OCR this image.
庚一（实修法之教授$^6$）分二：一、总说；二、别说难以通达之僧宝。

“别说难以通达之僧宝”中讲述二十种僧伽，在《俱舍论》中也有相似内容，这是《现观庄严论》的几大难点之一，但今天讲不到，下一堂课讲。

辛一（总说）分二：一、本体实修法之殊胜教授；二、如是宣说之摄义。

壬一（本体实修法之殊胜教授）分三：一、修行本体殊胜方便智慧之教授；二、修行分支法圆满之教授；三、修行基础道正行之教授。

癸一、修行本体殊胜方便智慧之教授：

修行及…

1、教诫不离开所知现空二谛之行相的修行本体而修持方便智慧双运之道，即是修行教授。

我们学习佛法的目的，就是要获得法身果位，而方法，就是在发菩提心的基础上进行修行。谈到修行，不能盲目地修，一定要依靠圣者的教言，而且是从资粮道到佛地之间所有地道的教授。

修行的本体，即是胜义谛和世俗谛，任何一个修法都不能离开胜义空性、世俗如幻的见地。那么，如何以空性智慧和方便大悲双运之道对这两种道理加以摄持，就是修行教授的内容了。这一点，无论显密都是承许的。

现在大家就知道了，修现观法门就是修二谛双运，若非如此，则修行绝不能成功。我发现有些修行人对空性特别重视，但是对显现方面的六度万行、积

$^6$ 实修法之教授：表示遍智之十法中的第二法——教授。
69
==================================================
(Job)
Within the entries above, how many lines contain "实修法之教授"? Respond with the number only.

(Solution for this problem)
2